**Written instruction:**
Images should be left out, and everything else in the listing reproduced exactly.

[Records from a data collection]

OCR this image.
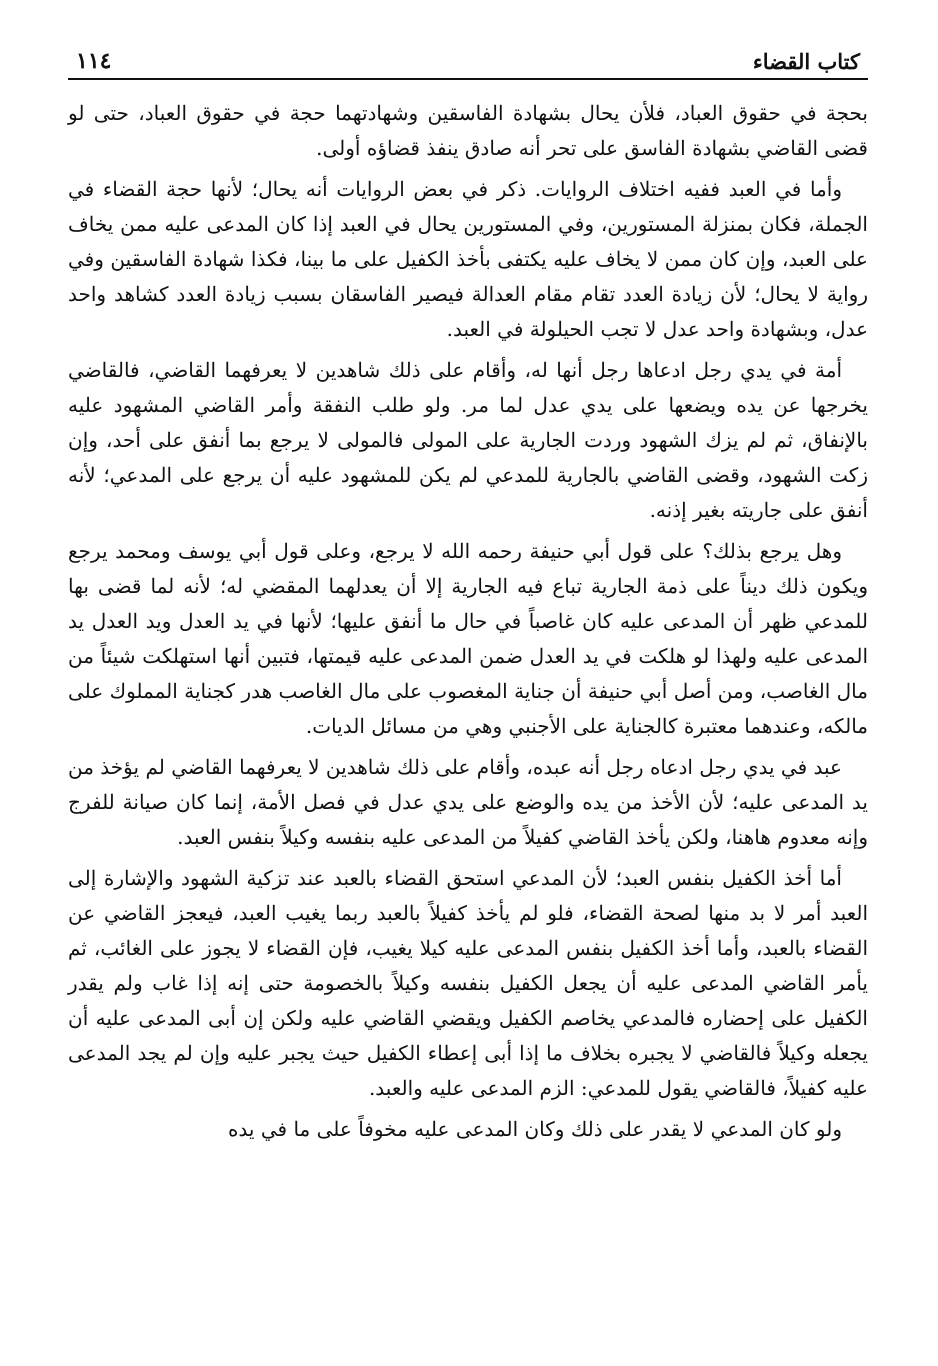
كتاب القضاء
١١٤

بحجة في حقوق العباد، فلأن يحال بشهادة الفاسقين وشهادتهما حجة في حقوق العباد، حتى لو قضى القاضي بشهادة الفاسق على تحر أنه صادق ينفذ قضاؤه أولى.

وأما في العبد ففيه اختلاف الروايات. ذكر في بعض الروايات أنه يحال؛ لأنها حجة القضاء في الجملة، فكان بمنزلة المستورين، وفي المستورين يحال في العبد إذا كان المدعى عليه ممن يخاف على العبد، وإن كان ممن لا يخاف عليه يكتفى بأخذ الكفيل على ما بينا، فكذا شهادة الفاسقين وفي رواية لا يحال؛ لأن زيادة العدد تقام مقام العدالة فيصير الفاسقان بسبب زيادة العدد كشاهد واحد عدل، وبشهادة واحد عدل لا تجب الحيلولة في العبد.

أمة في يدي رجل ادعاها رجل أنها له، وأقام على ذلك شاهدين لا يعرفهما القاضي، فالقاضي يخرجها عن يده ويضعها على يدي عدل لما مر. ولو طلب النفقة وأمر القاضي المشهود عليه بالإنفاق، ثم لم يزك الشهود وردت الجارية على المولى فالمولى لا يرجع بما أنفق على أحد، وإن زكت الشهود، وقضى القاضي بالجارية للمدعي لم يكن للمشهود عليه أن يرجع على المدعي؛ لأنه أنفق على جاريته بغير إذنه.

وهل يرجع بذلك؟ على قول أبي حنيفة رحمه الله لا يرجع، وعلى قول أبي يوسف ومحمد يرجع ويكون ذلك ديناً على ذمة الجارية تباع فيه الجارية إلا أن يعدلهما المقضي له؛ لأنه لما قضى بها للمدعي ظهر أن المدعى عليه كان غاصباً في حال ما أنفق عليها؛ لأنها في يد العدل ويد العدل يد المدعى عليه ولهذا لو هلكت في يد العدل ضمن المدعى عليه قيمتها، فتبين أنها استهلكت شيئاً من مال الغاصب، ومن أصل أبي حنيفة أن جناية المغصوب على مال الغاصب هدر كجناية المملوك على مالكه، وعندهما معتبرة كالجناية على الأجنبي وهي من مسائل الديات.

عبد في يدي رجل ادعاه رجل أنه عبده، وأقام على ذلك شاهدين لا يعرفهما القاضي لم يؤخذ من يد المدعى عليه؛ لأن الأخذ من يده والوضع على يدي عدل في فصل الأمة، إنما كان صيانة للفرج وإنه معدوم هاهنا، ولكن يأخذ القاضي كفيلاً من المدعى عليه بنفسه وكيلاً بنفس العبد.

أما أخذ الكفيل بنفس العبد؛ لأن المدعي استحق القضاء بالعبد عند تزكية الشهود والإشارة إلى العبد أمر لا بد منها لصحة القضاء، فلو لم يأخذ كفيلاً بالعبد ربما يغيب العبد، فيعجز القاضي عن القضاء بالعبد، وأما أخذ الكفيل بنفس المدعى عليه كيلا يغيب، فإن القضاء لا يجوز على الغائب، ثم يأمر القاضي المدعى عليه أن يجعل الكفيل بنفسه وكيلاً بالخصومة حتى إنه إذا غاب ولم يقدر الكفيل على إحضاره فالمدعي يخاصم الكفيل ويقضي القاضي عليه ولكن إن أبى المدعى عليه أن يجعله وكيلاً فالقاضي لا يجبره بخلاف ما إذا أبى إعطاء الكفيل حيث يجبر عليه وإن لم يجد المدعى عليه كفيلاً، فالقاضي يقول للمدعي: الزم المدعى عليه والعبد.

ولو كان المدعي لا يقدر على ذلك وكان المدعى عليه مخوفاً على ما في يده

**Output for this task:**
OCR this image.
كتاب القضاء
١١٤

بحجة في حقوق العباد، فلأن يحال بشهادة الفاسقين وشهادتهما حجة في حقوق العباد، حتى لو قضى القاضي بشهادة الفاسق على تحر أنه صادق ينفذ قضاؤه أولى.

وأما في العبد ففيه اختلاف الروايات. ذكر في بعض الروايات أنه يحال؛ لأنها حجة القضاء في الجملة، فكان بمنزلة المستورين، وفي المستورين يحال في العبد إذا كان المدعى عليه ممن يخاف على العبد، وإن كان ممن لا يخاف عليه يكتفى بأخذ الكفيل على ما بينا، فكذا شهادة الفاسقين وفي رواية لا يحال؛ لأن زيادة العدد تقام مقام العدالة فيصير الفاسقان بسبب زيادة العدد كشاهد واحد عدل، وبشهادة واحد عدل لا تجب الحيلولة في العبد.

أمة في يدي رجل ادعاها رجل أنها له، وأقام على ذلك شاهدين لا يعرفهما القاضي، فالقاضي يخرجها عن يده ويضعها على يدي عدل لما مر. ولو طلب النفقة وأمر القاضي المشهود عليه بالإنفاق، ثم لم يزك الشهود وردت الجارية على المولى فالمولى لا يرجع بما أنفق على أحد، وإن زكت الشهود، وقضى القاضي بالجارية للمدعي لم يكن للمشهود عليه أن يرجع على المدعي؛ لأنه أنفق على جاريته بغير إذنه.

وهل يرجع بذلك؟ على قول أبي حنيفة رحمه الله لا يرجع، وعلى قول أبي يوسف ومحمد يرجع ويكون ذلك ديناً على ذمة الجارية تباع فيه الجارية إلا أن يعدلهما المقضي له؛ لأنه لما قضى بها للمدعي ظهر أن المدعى عليه كان غاصباً في حال ما أنفق عليها؛ لأنها في يد العدل ويد العدل يد المدعى عليه ولهذا لو هلكت في يد العدل ضمن المدعى عليه قيمتها، فتبين أنها استهلكت شيئاً من مال الغاصب، ومن أصل أبي حنيفة أن جناية المغصوب على مال الغاصب هدر كجناية المملوك على مالكه، وعندهما معتبرة كالجناية على الأجنبي وهي من مسائل الديات.

عبد في يدي رجل ادعاه رجل أنه عبده، وأقام على ذلك شاهدين لا يعرفهما القاضي لم يؤخذ من يد المدعى عليه؛ لأن الأخذ من يده والوضع على يدي عدل في فصل الأمة، إنما كان صيانة للفرج وإنه معدوم هاهنا، ولكن يأخذ القاضي كفيلاً من المدعى عليه بنفسه وكيلاً بنفس العبد.

أما أخذ الكفيل بنفس العبد؛ لأن المدعي استحق القضاء بالعبد عند تزكية الشهود والإشارة إلى العبد أمر لا بد منها لصحة القضاء، فلو لم يأخذ كفيلاً بالعبد ربما يغيب العبد، فيعجز القاضي عن القضاء بالعبد، وأما أخذ الكفيل بنفس المدعى عليه كيلا يغيب، فإن القضاء لا يجوز على الغائب، ثم يأمر القاضي المدعى عليه أن يجعل الكفيل بنفسه وكيلاً بالخصومة حتى إنه إذا غاب ولم يقدر الكفيل على إحضاره فالمدعي يخاصم الكفيل ويقضي القاضي عليه ولكن إن أبى المدعى عليه أن يجعله وكيلاً فالقاضي لا يجبره بخلاف ما إذا أبى إعطاء الكفيل حيث يجبر عليه وإن لم يجد المدعى عليه كفيلاً، فالقاضي يقول للمدعي: الزم المدعى عليه والعبد.

ولو كان المدعي لا يقدر على ذلك وكان المدعى عليه مخوفاً على ما في يده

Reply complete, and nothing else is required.